● **Challenge**
From the records below, copy every line that contains the word "providers".

Stored entries

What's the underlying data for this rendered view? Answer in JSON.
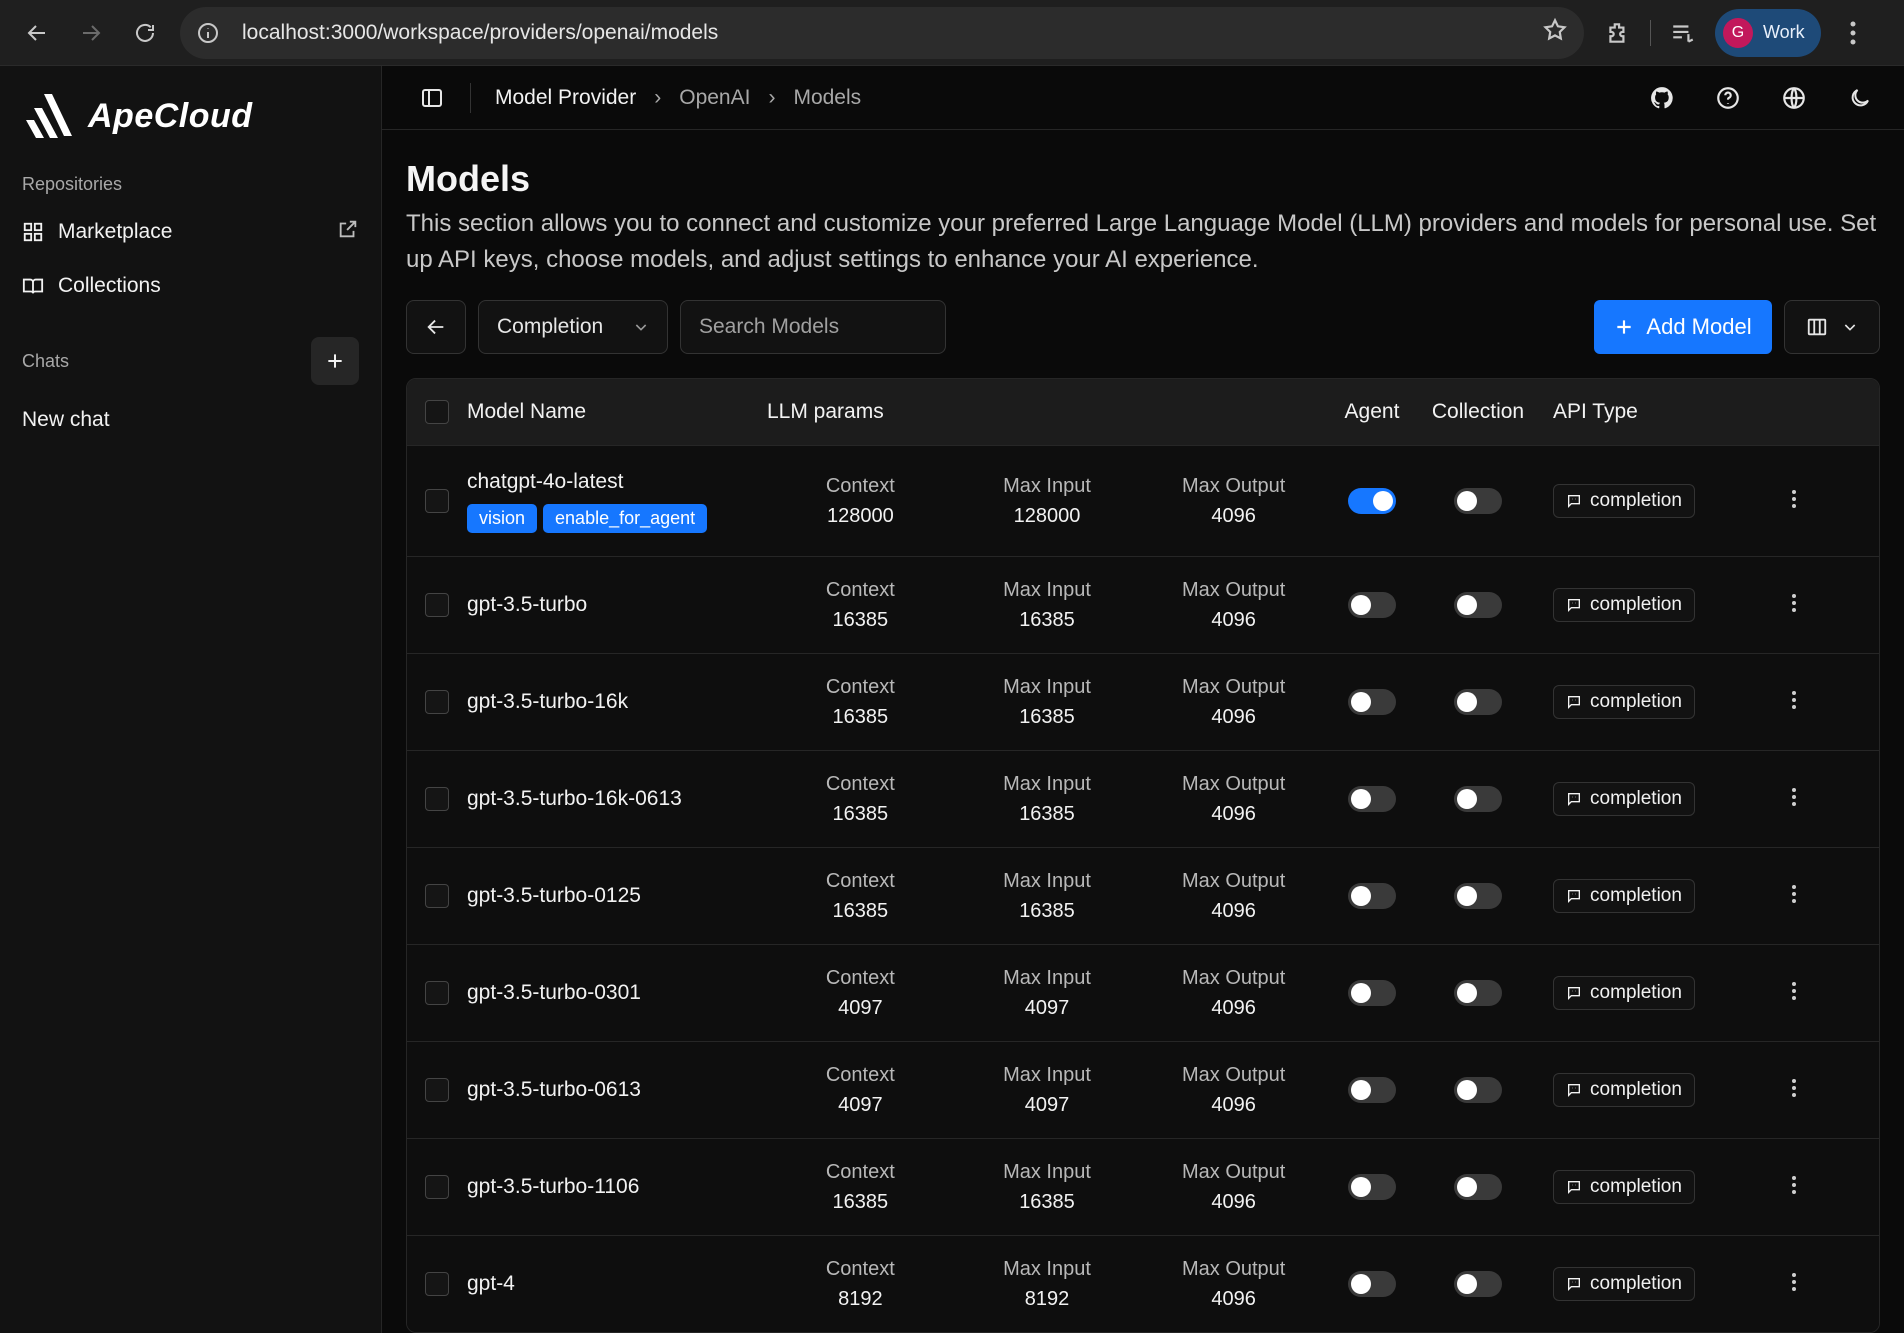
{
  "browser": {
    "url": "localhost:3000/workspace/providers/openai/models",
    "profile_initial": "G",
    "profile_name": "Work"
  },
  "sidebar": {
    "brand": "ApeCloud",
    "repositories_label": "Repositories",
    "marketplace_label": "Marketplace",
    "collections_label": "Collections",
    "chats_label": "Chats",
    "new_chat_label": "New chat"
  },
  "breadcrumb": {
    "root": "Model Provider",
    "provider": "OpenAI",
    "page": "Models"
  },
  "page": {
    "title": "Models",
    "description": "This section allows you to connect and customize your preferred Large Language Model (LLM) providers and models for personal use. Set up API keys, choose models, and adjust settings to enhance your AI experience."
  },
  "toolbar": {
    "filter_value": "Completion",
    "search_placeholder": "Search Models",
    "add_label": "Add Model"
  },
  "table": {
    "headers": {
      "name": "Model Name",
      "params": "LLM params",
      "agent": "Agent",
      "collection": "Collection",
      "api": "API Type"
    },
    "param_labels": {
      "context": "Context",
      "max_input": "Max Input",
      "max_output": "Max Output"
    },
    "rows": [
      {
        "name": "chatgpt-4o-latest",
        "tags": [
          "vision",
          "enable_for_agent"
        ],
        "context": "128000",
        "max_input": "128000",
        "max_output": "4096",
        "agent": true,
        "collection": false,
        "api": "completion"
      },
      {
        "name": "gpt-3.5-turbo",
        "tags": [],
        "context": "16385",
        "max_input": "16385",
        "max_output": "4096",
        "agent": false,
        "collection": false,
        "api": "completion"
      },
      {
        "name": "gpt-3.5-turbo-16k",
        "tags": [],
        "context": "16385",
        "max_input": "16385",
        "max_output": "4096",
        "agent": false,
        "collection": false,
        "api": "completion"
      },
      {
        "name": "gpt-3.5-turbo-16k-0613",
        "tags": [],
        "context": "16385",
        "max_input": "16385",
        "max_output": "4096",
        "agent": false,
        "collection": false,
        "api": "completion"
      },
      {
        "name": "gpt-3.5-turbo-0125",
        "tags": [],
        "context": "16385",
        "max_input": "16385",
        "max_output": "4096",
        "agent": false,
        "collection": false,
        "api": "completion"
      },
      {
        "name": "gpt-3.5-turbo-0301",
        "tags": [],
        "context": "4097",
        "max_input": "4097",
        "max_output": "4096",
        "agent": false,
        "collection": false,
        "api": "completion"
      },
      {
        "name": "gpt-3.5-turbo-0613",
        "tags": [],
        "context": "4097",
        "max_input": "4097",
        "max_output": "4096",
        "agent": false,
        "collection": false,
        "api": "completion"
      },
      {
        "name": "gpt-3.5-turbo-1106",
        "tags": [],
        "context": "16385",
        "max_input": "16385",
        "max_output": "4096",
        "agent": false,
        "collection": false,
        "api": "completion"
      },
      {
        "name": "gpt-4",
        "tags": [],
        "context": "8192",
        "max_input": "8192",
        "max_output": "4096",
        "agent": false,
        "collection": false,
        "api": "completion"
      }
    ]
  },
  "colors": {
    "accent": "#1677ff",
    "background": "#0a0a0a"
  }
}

● **Written solution**
    "url": "localhost:3000/workspace/providers/openai/models",
    "description": "This section allows you to connect and customize your preferred Large Language Model (LLM) providers and models for personal use. Set up API keys, choose models, and adjust settings to enhance your AI experience."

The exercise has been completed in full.